■ **Task instructions**:
From the material below, list every line containing "Week".

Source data
- - -

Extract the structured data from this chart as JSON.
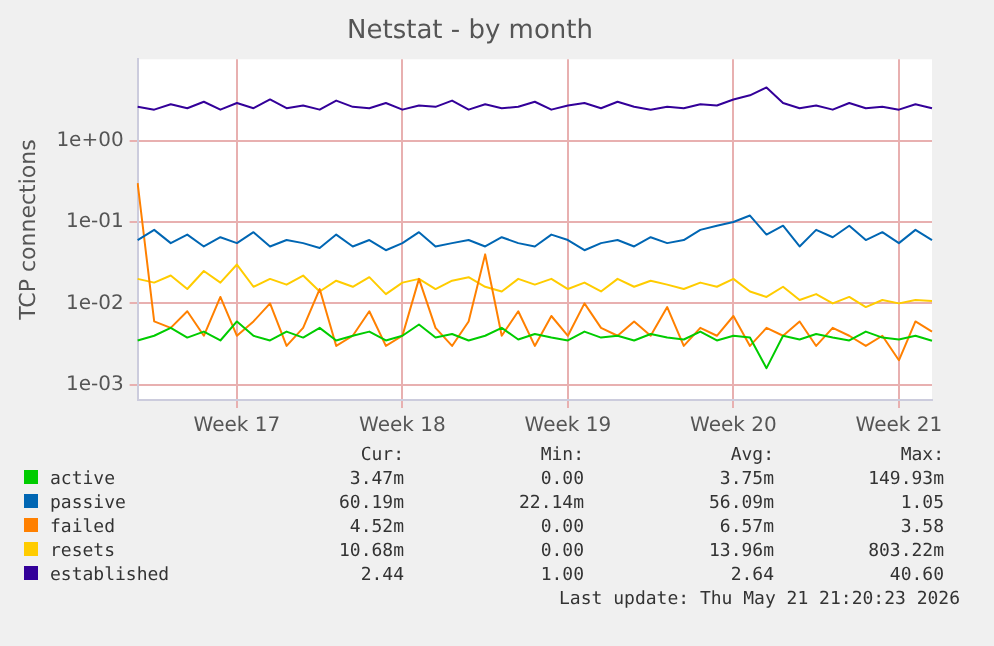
{
  "chart_data": {
    "type": "line",
    "title": "Netstat - by month",
    "ylabel": "TCP connections",
    "log": "y",
    "grid": true,
    "legend": "bottom",
    "marker": "none",
    "line_style": "solid",
    "categories": [
      null,
      null,
      null,
      null,
      null,
      null,
      "Week 17",
      null,
      null,
      null,
      null,
      null,
      null,
      null,
      null,
      null,
      "Week 18",
      null,
      null,
      null,
      null,
      null,
      null,
      null,
      null,
      null,
      "Week 19",
      null,
      null,
      null,
      null,
      null,
      null,
      null,
      null,
      null,
      "Week 20",
      null,
      null,
      null,
      null,
      null,
      null,
      null,
      null,
      null,
      "Week 21",
      null,
      null
    ],
    "ylim": [
      0.00065,
      10
    ],
    "yticks": [
      {
        "value": 0.001,
        "label": "1e-03"
      },
      {
        "value": 0.01,
        "label": "1e-02"
      },
      {
        "value": 0.1,
        "label": "1e-01"
      },
      {
        "value": 1,
        "label": "1e+00"
      }
    ],
    "series": [
      {
        "name": "active",
        "color": "#00cc00",
        "values": [
          0.0035,
          0.004,
          0.005,
          0.0038,
          0.0045,
          0.0035,
          0.006,
          0.004,
          0.0035,
          0.0045,
          0.0038,
          0.005,
          0.0035,
          0.004,
          0.0045,
          0.0035,
          0.004,
          0.0055,
          0.0038,
          0.0042,
          0.0035,
          0.004,
          0.005,
          0.0036,
          0.0042,
          0.0038,
          0.0035,
          0.0045,
          0.0038,
          0.004,
          0.0035,
          0.0042,
          0.0038,
          0.0036,
          0.0045,
          0.0035,
          0.004,
          0.0038,
          0.0016,
          0.004,
          0.0036,
          0.0042,
          0.0038,
          0.0035,
          0.0045,
          0.0038,
          0.0036,
          0.004,
          0.00347
        ]
      },
      {
        "name": "passive",
        "color": "#0066b3",
        "values": [
          0.06,
          0.08,
          0.055,
          0.07,
          0.05,
          0.065,
          0.055,
          0.075,
          0.05,
          0.06,
          0.055,
          0.048,
          0.07,
          0.05,
          0.06,
          0.045,
          0.055,
          0.075,
          0.05,
          0.055,
          0.06,
          0.05,
          0.065,
          0.055,
          0.05,
          0.07,
          0.06,
          0.045,
          0.055,
          0.06,
          0.05,
          0.065,
          0.055,
          0.06,
          0.08,
          0.09,
          0.1,
          0.12,
          0.07,
          0.09,
          0.05,
          0.08,
          0.065,
          0.09,
          0.06,
          0.075,
          0.055,
          0.08,
          0.06
        ]
      },
      {
        "name": "failed",
        "color": "#ff8000",
        "values": [
          0.3,
          0.006,
          0.005,
          0.008,
          0.004,
          0.012,
          0.004,
          0.006,
          0.01,
          0.003,
          0.005,
          0.015,
          0.003,
          0.004,
          0.008,
          0.003,
          0.004,
          0.02,
          0.005,
          0.003,
          0.006,
          0.04,
          0.004,
          0.008,
          0.003,
          0.007,
          0.004,
          0.01,
          0.005,
          0.004,
          0.006,
          0.004,
          0.009,
          0.003,
          0.005,
          0.004,
          0.007,
          0.003,
          0.005,
          0.004,
          0.006,
          0.003,
          0.005,
          0.004,
          0.003,
          0.004,
          0.002,
          0.006,
          0.0045
        ]
      },
      {
        "name": "resets",
        "color": "#ffcc00",
        "values": [
          0.02,
          0.018,
          0.022,
          0.015,
          0.025,
          0.018,
          0.03,
          0.016,
          0.02,
          0.017,
          0.022,
          0.014,
          0.019,
          0.016,
          0.021,
          0.013,
          0.018,
          0.02,
          0.015,
          0.019,
          0.021,
          0.016,
          0.014,
          0.02,
          0.017,
          0.02,
          0.015,
          0.018,
          0.014,
          0.02,
          0.016,
          0.019,
          0.017,
          0.015,
          0.018,
          0.016,
          0.02,
          0.014,
          0.012,
          0.016,
          0.011,
          0.013,
          0.01,
          0.012,
          0.009,
          0.011,
          0.01,
          0.011,
          0.0107
        ]
      },
      {
        "name": "established",
        "color": "#330099",
        "values": [
          2.6,
          2.4,
          2.8,
          2.5,
          3.0,
          2.4,
          2.9,
          2.5,
          3.2,
          2.5,
          2.7,
          2.4,
          3.1,
          2.6,
          2.5,
          2.9,
          2.4,
          2.7,
          2.6,
          3.1,
          2.4,
          2.8,
          2.5,
          2.6,
          3.0,
          2.4,
          2.7,
          2.9,
          2.5,
          3.0,
          2.6,
          2.4,
          2.6,
          2.5,
          2.8,
          2.7,
          3.2,
          3.6,
          4.5,
          2.9,
          2.5,
          2.7,
          2.4,
          2.9,
          2.5,
          2.6,
          2.4,
          2.8,
          2.5
        ]
      }
    ],
    "annotations": [
      "Cur:",
      "Min:",
      "Avg:",
      "Max:",
      "3.47m",
      "0.00",
      "3.75m",
      "149.93m",
      "60.19m",
      "22.14m",
      "56.09m",
      "1.05",
      "4.52m",
      "0.00",
      "6.57m",
      "3.58",
      "10.68m",
      "0.00",
      "13.96m",
      "803.22m",
      "2.44",
      "1.00",
      "2.64",
      "40.60",
      "Last update: Thu May 21 21:20:23 2026"
    ]
  }
}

- - -

■ **Output for this exercise**:
      "Week 17",
      "Week 18",
      "Week 19",
      "Week 20",
      "Week 21",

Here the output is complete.